Provided text
⁂
Short abstract
Objective
We aimed to explore potential microRNAs (miRNAs) and target genes related to atrial fibrillation (AF).
Methods
Data for microarrays GSE70887 and GSE68475, both of which include AF and control groups, were downloaded from the Gene Expression Omnibus database. Differentially expressed miRNAs between AF and control groups were identified within each microarray, and the intersection of these two sets was obtained. These miRNAs were mapped to target genes in the miRNet database. Functional annotation and enrichment analysis of these target genes was performed in the DAVID database. The protein-protein interaction (PPI) network from the STRING database and the miRNA-target-gene network were merged into a PPI-miRNA network using Cytoscape software. Modules of this network containing miRNAs were detected and further analyzed.
Results
Ten differentially expressed miRNAs and 1520 target genes were identified. Three PPI-miRNA modules were constructed, which contained miR-424, miR-15a, miR-542-3p, and miR-421 as well as their target genes, CDK1, CDK6, and CCND3.
Conclusion
The identified miRNAs and genes may be related to the pathogenesis of AF. Thus, they may be potential biomarkers for diagnosis and targets for treatment of AF.
Keywords: MicroRNAs, atrial fibrillation, computational biology, microarray analysis, cyclin D kinase, cyclin D3
Introduction
Atrial fibrillation (AF) is one of the most common types of cardiac arrhythmia.1 It is an important risk factor for consequences such as stroke and atrial appendage thrombus formation,1,2 which may increase the risk of mortality in patients with AF.3,4 Therefore, revealing the mechanism of pathogenesis of AF is important and could indicate pathways to prevent and treat AF.
MicroRNAs (miRNAs) are small, non-coding RNA molecules involved in RNA silencing and posttranscriptional regulation of gene expression.5,6 Recent studies have revealed important roles for miRNAs in various physiological and pathological cardiac processes, such as the regulation of cardiac excitability and formation of arrhythmia,7,8 cardiac hypertrophy,9 myocardial infarction,9,10 and diabetic cardiomyopathy.11 An increasing number of tissue and circulating miRNAs have been identified as biomarkers of AF, involved in the development,12 progression,12–14 and complications15 of the disease.
Microarray analysis has become a powerful tool in the characterization of many pathophysiological processes. In this study, we used publicly available miRNA microarray data to perform de novo analyses. We focused on complementary bioinformatics to explore the data more deeply and aimed to construct an updated prediction of new miRNAs and genes as biomarkers of chronic AF to supplement currently available data.
Materials and methods
The data used in this study were obtained from open access databases on the internet and did not require ethical permission or patient consent for use.
⁂
Records shown
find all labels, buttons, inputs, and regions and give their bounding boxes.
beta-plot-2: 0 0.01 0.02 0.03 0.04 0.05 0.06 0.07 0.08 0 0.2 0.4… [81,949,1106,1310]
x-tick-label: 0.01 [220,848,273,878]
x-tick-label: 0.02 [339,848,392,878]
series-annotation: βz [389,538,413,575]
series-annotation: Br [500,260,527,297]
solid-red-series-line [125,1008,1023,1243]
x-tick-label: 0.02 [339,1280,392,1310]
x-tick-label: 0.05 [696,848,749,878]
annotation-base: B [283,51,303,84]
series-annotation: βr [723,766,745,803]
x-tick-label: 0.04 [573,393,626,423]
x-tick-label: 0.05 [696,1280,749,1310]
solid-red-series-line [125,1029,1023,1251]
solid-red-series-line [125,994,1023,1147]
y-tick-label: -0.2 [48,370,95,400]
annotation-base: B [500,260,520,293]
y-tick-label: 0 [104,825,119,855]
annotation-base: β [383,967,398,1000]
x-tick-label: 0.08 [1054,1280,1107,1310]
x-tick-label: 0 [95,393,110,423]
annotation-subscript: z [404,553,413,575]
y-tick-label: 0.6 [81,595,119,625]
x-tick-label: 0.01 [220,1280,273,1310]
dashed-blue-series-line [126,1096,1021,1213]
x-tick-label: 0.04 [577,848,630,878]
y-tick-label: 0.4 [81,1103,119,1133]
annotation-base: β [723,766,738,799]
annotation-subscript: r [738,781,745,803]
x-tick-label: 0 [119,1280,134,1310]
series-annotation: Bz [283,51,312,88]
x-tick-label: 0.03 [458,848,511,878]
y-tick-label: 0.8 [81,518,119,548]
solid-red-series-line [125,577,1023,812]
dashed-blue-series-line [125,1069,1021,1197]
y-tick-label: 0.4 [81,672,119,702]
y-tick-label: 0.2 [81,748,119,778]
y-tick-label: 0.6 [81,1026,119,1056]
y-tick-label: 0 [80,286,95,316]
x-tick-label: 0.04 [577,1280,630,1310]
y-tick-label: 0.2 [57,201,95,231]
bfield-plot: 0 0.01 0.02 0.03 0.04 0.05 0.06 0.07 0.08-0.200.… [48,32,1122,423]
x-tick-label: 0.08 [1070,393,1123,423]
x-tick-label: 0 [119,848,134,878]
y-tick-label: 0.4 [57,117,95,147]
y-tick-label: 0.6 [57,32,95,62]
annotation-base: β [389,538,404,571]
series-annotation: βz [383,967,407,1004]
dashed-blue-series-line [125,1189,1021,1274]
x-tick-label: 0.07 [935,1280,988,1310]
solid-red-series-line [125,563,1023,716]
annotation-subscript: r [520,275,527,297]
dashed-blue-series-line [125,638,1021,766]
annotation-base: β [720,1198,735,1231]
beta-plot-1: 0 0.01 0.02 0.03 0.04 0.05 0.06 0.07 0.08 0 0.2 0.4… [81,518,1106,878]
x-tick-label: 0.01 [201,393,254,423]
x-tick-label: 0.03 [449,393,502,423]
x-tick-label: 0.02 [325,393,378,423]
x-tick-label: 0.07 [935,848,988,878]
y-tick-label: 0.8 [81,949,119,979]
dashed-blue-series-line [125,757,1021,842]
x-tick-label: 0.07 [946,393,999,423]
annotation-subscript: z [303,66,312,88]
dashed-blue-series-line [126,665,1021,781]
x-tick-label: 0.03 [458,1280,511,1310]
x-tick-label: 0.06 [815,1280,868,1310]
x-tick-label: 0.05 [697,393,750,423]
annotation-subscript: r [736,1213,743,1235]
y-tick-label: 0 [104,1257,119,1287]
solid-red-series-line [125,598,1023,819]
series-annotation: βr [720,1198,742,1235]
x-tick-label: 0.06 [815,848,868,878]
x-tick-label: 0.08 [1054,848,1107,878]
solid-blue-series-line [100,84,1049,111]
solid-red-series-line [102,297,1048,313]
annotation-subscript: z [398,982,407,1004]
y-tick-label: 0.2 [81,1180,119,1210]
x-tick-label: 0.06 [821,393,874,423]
⁂
Explore the material
**1)** In the atrial fibrillation article, which two microarray datasets were downloaded from the Gene Expression Omnibus database?
**2)** Summarize the atrial fibrillation article in two sentences.
The listing is drawn from a separate source.

Task answers
**1)** GSE70887 and GSE68475.

**2)** Using two public microarray datasets, the study identified ten miRNAs differentially expressed between atrial fibrillation and control groups and 1520 target genes. It built three PPI-miRNA modules containing miR-424, miR-15a, miR-542-3p and miR-421 with their targets CDK1, CDK6 and CCND3, which may be potential biomarkers for diagnosis and targets for treatment of AF.